Stored data:
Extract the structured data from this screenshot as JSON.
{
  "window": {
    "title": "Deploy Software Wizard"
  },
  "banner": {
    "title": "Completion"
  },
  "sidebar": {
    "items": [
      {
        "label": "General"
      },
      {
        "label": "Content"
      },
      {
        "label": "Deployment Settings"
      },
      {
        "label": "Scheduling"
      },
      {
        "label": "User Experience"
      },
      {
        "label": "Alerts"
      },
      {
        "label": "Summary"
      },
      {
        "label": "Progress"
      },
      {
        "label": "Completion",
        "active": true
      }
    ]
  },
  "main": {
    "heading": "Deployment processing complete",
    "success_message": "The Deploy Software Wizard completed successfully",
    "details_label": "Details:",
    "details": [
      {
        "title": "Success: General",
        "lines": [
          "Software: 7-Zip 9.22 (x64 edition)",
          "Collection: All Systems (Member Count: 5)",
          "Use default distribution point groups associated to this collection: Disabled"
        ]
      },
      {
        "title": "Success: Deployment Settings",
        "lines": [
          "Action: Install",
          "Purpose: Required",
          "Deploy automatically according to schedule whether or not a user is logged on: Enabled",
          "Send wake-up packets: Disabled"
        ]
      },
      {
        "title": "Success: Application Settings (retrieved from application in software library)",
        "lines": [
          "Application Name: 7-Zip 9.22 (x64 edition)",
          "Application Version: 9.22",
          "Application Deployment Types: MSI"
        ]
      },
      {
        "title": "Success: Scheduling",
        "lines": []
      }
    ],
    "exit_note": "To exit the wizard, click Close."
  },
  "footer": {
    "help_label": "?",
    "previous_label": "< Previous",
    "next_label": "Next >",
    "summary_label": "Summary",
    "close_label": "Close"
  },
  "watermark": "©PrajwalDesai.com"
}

* Direction
Copy each line of the data that contains the word "Scheduling".

* Answer to the exercise
        "label": "Scheduling"
        "title": "Success: Scheduling",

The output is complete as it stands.